- [A run of records]:
-- begin --

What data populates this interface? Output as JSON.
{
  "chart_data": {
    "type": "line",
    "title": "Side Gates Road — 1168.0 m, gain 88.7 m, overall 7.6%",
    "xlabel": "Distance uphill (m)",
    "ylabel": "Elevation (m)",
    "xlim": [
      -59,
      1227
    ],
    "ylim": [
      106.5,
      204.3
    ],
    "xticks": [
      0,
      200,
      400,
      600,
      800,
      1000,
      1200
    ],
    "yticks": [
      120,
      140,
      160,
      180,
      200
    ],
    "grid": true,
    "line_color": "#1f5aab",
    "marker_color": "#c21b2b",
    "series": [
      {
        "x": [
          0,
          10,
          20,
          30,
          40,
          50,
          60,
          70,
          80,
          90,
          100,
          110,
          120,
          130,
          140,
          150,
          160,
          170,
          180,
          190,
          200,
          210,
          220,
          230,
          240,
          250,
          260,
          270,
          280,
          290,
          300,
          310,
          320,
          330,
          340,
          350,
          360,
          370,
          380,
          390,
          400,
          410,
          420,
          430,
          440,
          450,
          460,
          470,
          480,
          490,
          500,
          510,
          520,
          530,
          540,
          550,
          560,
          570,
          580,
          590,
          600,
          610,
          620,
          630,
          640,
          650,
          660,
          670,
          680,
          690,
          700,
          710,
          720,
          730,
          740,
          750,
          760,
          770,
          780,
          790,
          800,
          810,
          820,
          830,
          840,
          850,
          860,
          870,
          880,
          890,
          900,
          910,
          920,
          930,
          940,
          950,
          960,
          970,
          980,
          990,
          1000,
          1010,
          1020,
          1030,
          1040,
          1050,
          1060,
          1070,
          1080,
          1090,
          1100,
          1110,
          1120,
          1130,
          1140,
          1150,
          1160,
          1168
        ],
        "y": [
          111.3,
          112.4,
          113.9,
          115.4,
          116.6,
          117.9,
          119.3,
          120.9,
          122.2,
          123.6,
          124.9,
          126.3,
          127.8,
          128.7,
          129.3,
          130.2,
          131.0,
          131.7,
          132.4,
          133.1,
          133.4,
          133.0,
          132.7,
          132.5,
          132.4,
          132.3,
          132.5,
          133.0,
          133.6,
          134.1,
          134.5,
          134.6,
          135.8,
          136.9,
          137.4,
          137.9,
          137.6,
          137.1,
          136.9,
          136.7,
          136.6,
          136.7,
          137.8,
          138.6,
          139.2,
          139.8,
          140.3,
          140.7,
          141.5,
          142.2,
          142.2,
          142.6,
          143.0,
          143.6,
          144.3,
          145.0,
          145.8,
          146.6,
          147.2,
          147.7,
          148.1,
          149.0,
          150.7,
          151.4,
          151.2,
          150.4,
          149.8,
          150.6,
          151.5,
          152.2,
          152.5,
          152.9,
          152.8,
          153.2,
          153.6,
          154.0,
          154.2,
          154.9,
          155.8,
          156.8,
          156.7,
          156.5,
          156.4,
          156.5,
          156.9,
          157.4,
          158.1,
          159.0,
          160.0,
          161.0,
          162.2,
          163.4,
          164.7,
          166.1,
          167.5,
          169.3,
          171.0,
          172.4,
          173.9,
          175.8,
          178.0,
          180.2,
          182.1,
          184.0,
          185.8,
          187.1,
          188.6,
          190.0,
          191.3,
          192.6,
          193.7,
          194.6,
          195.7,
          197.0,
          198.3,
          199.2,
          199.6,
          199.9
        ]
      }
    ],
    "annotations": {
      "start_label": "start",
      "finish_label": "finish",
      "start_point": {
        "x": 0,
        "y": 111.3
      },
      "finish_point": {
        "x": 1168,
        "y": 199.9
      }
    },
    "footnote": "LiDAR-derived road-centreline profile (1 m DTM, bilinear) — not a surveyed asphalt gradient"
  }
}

-- end --
-- begin --

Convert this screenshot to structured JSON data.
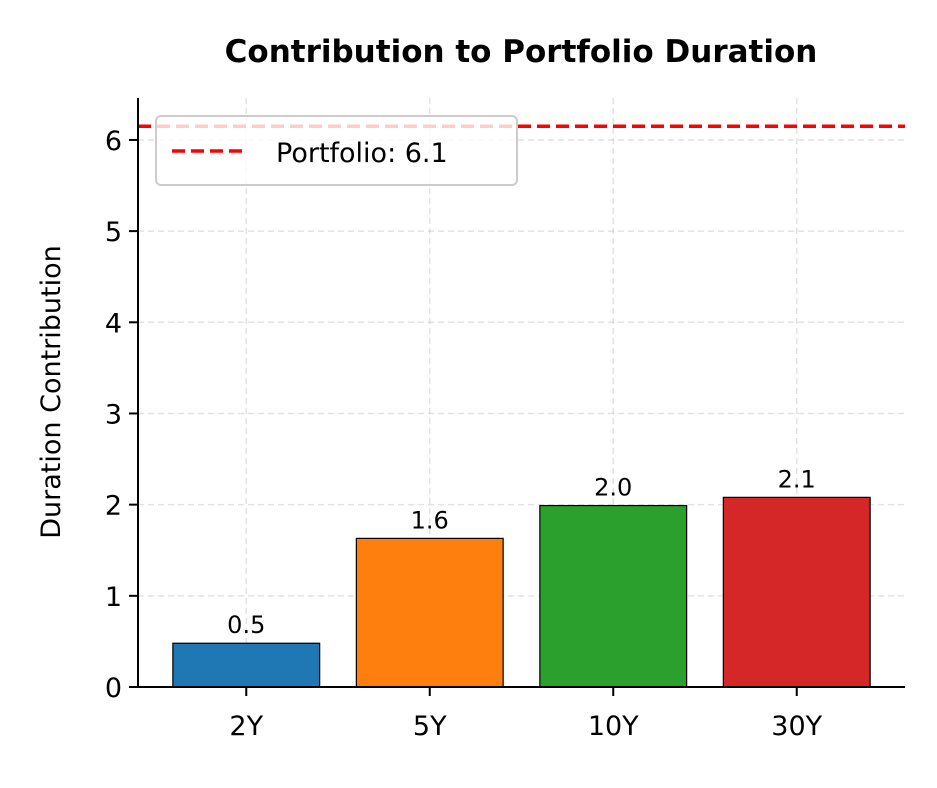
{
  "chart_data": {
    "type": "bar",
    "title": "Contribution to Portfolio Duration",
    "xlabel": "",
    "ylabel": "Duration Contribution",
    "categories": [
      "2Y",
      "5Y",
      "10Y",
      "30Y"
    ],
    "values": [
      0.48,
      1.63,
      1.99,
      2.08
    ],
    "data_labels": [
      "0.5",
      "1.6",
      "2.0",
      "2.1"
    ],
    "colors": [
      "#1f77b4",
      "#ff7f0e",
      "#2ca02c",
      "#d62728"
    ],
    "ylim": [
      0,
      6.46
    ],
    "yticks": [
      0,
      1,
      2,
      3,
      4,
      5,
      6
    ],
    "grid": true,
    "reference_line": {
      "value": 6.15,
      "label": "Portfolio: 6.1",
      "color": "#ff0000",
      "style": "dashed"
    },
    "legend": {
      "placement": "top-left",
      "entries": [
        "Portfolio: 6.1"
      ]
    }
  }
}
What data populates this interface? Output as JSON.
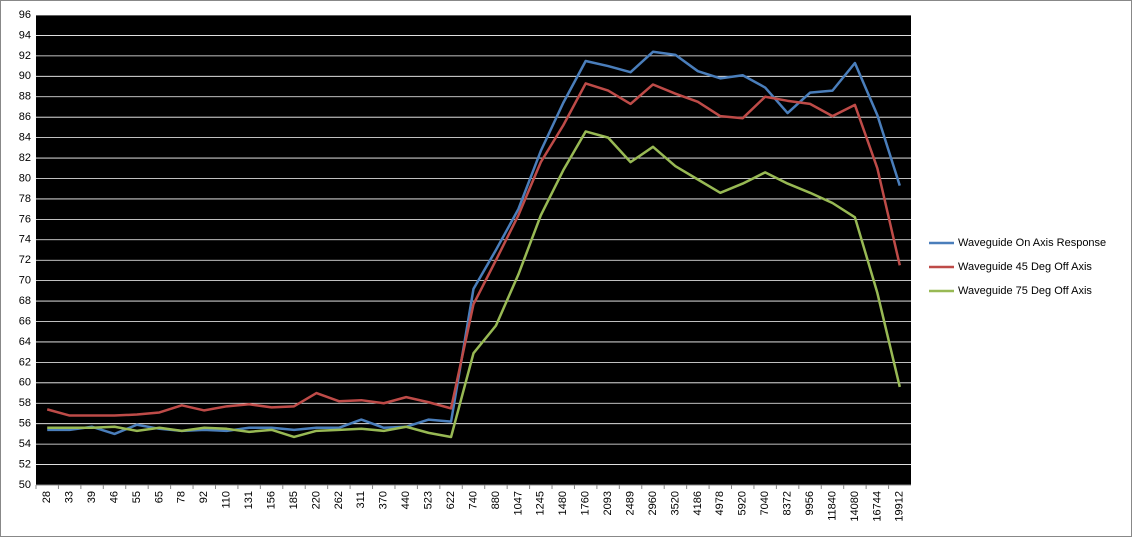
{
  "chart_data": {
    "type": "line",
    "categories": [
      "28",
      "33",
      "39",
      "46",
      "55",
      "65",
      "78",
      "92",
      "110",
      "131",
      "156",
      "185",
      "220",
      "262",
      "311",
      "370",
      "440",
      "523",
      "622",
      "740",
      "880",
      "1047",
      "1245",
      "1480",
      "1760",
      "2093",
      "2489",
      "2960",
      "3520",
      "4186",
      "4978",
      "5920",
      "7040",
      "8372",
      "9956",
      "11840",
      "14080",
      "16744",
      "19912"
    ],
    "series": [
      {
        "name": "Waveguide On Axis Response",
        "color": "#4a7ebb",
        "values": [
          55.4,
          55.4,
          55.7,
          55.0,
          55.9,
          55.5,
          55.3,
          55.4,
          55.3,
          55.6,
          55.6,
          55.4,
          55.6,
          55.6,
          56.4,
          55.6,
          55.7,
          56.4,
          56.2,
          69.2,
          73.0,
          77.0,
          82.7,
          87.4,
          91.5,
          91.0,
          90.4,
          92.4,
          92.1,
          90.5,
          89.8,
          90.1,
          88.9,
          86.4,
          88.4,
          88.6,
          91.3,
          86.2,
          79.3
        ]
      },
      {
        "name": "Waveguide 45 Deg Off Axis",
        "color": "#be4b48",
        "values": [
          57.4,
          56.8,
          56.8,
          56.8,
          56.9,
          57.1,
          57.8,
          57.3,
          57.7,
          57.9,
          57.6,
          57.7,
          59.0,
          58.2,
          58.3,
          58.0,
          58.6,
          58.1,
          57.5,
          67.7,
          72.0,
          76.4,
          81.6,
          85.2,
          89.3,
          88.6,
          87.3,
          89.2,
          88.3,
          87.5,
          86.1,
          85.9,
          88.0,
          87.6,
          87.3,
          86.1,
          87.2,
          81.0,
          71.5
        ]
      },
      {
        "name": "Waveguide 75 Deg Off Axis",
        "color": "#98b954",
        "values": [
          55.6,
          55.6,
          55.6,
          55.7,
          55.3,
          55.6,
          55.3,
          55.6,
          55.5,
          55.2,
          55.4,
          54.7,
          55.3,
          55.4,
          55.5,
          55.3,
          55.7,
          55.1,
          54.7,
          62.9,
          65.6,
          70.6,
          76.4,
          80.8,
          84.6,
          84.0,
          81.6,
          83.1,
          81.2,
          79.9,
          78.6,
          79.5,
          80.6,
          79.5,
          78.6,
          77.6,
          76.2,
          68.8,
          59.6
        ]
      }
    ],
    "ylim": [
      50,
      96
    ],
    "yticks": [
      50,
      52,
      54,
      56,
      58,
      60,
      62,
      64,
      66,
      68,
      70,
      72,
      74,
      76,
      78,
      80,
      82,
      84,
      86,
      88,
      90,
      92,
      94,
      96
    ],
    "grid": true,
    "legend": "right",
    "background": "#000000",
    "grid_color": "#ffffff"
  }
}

-- end --
-- begin --

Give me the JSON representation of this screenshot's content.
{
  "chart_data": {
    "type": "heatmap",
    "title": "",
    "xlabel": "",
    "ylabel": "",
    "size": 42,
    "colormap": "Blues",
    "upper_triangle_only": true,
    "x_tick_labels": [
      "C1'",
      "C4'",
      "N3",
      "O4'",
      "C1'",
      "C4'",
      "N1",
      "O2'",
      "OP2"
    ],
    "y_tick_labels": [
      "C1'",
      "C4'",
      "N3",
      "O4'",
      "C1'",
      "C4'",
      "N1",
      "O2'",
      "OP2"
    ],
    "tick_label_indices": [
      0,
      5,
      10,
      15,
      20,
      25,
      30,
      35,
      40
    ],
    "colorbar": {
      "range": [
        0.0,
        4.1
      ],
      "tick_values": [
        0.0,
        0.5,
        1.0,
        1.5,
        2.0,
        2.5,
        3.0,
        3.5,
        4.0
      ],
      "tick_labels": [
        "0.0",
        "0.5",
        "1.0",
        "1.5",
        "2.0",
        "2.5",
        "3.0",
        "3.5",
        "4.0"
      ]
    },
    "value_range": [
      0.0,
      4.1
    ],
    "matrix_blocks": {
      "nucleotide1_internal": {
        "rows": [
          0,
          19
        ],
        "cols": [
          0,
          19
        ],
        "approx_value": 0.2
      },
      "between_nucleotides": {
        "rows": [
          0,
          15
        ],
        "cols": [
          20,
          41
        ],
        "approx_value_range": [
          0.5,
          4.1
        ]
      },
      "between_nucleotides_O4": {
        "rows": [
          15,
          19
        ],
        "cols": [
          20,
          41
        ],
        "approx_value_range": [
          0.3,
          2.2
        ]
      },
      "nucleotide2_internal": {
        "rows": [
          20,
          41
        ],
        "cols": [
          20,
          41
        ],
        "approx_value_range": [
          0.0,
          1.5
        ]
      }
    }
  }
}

-- end --

Pull out all lines from the entries above in which the word "Portfolio" appears.

    "title": "Contribution to Portfolio Duration",
      "label": "Portfolio: 6.1",
        "Portfolio: 6.1"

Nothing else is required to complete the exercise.